◆ **Exercise input**
::::::

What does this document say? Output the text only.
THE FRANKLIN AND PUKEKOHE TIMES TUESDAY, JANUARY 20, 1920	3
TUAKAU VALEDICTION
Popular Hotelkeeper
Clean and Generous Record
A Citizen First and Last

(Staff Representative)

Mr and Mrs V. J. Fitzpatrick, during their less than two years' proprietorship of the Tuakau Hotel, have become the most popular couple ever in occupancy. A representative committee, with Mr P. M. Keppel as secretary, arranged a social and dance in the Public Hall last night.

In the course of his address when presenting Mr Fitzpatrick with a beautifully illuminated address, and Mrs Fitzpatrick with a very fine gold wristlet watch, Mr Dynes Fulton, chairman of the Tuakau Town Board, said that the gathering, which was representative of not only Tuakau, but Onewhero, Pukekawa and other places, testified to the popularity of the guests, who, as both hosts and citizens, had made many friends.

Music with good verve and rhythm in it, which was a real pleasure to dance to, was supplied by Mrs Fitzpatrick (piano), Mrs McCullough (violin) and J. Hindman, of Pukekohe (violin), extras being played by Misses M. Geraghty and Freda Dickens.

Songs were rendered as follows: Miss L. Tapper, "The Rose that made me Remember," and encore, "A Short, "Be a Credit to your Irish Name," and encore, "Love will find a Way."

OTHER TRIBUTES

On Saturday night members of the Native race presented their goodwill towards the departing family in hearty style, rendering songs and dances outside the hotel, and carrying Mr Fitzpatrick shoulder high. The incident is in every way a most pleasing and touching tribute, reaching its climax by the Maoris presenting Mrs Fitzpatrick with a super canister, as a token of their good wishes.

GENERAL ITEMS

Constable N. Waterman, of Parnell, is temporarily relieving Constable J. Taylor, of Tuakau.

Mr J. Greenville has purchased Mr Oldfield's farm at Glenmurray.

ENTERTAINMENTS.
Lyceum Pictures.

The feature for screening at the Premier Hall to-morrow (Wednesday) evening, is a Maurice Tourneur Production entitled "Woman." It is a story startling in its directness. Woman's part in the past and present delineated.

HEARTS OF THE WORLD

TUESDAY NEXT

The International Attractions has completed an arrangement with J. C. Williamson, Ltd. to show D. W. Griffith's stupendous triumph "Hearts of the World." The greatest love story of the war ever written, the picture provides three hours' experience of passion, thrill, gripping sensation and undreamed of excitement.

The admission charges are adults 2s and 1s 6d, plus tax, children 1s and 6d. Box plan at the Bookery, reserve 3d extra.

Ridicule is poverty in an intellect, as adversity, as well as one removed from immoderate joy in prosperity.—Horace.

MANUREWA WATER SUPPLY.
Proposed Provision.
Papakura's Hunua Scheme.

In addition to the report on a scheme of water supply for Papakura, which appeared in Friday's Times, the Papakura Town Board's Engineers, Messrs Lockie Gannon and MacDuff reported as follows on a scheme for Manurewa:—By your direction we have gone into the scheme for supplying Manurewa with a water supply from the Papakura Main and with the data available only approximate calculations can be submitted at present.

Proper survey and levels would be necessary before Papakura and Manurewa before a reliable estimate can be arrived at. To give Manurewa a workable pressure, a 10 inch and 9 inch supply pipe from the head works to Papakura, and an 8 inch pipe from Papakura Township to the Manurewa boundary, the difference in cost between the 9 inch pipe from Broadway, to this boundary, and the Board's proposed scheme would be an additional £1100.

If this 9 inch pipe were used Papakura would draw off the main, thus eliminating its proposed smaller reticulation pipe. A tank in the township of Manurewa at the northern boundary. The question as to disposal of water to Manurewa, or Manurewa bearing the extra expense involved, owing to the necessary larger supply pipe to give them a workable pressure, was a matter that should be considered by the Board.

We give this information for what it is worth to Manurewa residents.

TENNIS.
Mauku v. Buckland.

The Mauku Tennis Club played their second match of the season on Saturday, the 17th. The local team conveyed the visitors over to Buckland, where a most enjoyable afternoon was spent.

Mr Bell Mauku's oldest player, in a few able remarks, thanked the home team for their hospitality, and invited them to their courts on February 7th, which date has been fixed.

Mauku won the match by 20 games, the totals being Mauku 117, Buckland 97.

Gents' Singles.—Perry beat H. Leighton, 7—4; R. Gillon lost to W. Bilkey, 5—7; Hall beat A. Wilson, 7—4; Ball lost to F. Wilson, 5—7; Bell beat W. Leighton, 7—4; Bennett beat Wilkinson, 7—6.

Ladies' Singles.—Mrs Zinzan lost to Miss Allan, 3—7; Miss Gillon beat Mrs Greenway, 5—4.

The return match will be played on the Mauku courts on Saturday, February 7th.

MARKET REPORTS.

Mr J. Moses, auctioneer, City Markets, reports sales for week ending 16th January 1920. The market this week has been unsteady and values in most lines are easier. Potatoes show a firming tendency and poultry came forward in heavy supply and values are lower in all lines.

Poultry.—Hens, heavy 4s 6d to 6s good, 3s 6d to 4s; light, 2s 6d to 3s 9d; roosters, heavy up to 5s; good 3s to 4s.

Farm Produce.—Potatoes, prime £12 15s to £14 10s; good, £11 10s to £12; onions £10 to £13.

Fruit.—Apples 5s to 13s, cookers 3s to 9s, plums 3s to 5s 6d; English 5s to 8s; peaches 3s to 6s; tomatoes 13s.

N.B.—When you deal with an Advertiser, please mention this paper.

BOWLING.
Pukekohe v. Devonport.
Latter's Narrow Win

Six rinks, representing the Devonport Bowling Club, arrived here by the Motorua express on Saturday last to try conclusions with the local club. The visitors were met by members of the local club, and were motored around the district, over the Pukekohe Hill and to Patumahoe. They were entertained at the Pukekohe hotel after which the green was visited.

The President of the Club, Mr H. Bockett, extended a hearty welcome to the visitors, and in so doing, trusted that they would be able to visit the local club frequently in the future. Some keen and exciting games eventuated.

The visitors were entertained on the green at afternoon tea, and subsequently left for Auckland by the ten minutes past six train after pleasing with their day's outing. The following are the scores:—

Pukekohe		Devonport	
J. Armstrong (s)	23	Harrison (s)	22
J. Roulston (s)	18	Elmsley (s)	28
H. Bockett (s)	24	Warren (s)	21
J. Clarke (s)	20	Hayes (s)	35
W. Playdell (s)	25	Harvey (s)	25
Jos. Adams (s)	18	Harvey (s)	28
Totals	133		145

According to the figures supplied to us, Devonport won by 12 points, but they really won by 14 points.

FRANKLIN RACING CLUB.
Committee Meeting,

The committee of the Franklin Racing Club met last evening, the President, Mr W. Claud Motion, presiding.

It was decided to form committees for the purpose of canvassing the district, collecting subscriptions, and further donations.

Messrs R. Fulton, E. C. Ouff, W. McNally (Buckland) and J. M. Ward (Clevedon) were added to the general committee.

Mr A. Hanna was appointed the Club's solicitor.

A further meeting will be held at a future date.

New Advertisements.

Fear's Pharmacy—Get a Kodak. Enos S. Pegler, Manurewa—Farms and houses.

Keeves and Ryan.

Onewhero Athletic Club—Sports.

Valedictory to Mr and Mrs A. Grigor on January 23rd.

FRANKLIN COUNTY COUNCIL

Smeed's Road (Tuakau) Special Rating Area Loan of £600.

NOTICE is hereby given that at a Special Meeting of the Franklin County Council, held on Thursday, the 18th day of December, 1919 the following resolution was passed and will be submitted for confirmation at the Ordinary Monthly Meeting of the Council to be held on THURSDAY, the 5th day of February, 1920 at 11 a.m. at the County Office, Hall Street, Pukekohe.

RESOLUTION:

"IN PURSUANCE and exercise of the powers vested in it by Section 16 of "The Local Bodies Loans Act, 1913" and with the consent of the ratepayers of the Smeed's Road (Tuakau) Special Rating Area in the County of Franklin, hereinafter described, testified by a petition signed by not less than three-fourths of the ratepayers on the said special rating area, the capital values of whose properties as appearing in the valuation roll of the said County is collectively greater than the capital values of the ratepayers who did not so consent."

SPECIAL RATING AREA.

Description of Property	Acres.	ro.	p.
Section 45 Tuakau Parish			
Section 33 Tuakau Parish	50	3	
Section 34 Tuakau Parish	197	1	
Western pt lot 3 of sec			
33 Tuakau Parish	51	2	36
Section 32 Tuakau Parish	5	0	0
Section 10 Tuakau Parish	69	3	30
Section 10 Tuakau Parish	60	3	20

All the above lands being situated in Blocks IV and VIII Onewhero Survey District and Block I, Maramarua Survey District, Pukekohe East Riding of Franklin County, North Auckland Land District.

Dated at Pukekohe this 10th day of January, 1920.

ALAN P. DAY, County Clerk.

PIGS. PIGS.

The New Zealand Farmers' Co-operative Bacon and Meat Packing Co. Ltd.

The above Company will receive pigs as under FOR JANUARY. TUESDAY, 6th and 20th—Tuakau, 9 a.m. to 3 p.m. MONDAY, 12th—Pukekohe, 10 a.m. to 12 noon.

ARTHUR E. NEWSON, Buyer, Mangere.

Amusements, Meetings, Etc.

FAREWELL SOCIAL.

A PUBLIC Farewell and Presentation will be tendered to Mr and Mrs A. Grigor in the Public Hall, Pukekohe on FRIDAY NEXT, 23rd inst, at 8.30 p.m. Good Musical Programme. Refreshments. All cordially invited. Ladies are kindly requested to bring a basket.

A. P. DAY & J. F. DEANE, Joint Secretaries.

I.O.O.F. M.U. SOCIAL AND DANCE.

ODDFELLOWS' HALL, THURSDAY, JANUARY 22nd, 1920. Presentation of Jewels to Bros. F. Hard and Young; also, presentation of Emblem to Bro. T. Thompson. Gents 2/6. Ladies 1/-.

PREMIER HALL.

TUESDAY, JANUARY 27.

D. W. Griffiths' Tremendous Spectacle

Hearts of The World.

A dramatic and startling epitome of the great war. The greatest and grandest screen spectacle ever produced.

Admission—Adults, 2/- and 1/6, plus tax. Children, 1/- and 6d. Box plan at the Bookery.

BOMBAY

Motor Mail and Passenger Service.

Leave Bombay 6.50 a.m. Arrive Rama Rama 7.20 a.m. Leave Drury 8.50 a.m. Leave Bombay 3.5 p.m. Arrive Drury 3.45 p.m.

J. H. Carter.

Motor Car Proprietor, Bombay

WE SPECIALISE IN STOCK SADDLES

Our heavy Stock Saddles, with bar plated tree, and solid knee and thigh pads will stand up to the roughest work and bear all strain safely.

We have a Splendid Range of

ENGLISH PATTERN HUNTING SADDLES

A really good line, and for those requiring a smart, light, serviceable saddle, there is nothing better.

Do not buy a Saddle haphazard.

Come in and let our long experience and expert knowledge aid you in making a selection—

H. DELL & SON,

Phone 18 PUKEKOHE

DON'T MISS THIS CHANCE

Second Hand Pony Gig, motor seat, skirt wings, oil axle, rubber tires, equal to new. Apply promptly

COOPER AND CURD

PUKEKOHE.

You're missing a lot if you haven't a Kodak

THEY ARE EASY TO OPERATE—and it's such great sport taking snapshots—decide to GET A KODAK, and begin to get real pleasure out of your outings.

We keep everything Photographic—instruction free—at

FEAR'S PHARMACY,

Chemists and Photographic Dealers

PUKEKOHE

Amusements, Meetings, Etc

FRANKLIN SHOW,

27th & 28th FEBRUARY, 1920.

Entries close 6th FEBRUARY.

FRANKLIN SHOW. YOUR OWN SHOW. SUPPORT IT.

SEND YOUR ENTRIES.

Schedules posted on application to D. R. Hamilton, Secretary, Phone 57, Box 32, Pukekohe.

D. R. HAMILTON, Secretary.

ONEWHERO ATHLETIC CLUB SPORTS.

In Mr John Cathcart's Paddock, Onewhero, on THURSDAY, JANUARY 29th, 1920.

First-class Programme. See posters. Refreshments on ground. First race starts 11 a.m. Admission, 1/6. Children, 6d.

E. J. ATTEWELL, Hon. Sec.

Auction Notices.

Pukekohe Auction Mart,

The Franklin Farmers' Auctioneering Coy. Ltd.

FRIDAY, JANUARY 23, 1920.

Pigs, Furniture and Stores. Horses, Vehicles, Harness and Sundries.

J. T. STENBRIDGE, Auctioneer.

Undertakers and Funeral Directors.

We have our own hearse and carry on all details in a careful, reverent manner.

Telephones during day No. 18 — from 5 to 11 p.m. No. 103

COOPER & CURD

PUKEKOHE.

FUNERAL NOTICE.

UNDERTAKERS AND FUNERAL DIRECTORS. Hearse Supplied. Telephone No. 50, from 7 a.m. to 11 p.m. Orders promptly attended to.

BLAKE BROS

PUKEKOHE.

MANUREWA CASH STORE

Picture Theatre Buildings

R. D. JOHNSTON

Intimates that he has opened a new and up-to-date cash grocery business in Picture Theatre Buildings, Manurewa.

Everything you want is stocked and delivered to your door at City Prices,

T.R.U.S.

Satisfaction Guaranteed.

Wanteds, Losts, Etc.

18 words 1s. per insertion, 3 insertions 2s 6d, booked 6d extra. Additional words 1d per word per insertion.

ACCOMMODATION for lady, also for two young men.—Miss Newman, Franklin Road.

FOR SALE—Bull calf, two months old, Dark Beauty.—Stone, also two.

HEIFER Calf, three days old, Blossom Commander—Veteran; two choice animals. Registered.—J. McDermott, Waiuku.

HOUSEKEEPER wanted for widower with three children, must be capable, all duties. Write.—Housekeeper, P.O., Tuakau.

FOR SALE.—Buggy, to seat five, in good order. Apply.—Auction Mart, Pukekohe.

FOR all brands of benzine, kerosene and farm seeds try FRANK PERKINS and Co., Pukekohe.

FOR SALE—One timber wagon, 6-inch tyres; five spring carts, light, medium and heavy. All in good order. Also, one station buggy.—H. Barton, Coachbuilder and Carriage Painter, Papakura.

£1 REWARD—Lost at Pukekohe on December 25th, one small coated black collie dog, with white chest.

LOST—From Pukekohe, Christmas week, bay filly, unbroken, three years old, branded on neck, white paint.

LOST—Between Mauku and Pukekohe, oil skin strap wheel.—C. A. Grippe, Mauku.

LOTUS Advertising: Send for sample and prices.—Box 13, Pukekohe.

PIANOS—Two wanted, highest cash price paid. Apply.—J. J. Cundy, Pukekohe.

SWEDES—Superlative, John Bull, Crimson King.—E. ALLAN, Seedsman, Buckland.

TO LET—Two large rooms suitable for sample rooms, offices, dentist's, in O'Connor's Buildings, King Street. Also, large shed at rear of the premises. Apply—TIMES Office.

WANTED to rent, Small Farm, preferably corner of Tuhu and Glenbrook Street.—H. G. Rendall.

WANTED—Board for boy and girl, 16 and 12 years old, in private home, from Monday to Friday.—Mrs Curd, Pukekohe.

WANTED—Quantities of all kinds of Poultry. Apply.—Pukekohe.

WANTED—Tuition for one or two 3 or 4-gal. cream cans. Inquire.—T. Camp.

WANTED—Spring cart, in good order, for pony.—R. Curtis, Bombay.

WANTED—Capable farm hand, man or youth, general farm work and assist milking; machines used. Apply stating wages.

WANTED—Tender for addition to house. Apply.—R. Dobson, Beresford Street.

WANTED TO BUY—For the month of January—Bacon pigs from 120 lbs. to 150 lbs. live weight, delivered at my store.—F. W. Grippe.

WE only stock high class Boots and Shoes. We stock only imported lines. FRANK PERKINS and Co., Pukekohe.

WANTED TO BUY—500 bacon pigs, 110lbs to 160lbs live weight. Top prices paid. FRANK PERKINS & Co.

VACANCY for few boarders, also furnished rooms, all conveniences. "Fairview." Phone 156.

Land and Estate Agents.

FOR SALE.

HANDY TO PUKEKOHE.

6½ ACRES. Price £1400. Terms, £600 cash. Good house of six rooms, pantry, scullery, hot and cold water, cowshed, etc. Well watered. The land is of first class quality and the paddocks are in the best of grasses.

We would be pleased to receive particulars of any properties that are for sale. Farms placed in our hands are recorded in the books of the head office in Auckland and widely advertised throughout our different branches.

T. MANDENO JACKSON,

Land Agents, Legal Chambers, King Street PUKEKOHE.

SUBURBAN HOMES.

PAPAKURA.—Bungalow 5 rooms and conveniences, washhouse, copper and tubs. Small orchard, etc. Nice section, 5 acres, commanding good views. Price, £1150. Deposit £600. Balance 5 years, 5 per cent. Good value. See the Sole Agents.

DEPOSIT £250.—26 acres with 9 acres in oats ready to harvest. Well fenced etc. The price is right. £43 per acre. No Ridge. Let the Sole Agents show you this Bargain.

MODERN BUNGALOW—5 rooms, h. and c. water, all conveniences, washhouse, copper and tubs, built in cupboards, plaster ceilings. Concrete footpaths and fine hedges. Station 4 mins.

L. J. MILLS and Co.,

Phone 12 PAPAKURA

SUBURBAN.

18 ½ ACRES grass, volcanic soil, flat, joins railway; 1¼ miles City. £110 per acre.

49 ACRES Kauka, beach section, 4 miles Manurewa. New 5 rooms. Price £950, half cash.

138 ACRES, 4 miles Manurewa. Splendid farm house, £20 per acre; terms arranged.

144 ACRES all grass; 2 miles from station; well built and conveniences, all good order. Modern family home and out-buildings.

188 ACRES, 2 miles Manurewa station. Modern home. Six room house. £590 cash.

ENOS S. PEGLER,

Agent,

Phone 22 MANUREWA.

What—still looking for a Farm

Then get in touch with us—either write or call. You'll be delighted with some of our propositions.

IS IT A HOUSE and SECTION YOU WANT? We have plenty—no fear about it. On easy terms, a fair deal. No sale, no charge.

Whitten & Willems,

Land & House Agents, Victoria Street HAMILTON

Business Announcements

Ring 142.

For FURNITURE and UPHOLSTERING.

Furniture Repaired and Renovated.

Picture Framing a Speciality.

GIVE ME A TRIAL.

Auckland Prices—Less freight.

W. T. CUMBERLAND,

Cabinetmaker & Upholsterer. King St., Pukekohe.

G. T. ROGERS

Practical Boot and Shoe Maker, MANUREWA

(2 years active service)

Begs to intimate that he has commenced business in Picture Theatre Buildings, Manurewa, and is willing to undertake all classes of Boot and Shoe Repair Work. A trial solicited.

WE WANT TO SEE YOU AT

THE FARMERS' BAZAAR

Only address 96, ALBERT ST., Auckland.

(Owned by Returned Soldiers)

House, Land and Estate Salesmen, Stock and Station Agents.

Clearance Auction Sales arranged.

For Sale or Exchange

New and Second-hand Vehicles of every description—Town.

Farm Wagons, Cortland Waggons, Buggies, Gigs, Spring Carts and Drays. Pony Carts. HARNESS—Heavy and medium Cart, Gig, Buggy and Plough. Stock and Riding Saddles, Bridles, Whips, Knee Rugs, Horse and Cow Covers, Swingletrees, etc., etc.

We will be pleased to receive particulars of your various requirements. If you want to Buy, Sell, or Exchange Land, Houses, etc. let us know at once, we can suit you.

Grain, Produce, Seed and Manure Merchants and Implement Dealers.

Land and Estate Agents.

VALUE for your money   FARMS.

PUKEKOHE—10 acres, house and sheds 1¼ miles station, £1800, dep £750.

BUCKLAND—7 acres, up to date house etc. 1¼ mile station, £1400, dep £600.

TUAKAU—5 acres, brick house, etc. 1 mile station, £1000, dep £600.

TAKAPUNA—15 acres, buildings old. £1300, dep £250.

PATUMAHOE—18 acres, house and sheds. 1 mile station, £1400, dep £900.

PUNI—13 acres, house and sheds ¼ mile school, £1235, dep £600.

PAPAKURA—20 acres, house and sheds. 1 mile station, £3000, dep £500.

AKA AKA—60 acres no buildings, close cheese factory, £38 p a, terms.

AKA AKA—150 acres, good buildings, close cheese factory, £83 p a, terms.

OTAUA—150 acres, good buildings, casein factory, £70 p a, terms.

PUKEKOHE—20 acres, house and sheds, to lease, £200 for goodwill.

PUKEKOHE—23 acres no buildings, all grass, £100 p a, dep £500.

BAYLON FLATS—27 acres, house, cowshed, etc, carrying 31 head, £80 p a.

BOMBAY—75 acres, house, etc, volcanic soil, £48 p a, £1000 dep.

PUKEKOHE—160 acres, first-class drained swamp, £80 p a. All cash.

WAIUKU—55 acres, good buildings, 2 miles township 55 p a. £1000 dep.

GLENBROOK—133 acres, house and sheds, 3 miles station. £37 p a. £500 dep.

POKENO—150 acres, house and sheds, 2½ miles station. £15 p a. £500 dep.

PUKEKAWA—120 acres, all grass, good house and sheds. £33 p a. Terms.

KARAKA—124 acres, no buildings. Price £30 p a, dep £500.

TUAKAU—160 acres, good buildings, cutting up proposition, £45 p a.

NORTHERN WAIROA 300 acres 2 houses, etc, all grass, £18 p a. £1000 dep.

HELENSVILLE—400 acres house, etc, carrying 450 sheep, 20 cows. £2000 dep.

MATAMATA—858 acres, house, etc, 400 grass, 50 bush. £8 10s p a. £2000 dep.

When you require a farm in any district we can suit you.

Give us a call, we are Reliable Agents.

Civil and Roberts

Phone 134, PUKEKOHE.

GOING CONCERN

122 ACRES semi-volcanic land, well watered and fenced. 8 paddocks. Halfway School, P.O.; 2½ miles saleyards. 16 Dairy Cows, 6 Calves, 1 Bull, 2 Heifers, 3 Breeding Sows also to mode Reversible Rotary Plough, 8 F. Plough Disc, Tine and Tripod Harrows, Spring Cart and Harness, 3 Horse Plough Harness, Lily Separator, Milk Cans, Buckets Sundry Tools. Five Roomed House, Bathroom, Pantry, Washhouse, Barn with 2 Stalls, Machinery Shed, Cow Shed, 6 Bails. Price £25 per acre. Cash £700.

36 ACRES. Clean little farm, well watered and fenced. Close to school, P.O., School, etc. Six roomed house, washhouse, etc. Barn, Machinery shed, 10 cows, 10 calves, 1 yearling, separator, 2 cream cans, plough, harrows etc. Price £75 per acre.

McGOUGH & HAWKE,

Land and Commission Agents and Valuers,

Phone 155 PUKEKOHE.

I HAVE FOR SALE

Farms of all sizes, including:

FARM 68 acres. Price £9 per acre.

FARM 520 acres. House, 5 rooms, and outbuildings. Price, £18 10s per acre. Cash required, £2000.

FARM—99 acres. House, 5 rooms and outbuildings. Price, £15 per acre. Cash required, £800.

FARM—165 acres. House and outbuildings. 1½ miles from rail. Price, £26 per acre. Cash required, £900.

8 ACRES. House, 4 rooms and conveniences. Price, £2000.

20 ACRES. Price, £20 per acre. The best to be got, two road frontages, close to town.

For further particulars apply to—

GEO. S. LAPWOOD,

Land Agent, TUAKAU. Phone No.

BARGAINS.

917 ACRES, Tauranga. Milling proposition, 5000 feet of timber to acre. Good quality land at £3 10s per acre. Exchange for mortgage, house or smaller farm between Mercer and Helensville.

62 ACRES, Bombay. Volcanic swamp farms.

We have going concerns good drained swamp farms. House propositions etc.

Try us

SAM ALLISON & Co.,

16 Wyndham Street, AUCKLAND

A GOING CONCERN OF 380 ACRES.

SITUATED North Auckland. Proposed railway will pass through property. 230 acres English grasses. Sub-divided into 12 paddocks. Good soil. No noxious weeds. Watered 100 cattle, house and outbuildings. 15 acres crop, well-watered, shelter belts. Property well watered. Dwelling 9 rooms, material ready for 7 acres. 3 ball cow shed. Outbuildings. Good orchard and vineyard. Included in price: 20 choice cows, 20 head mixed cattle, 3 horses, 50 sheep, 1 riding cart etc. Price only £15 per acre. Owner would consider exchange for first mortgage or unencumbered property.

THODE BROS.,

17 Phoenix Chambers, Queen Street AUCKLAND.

::::::

◆ **Your goal**
Pull out and copy each line containing the string "plus".

◆ **Task solution**
The admission charges are adults 2s and 1s 6d, plus tax, children 1s and 6d. Box plan at the Bookery, reserve 3d extra.
Admission—Adults, 2/- and 1/6, plus tax. Children, 1/- and 6d. Box plan at the Bookery.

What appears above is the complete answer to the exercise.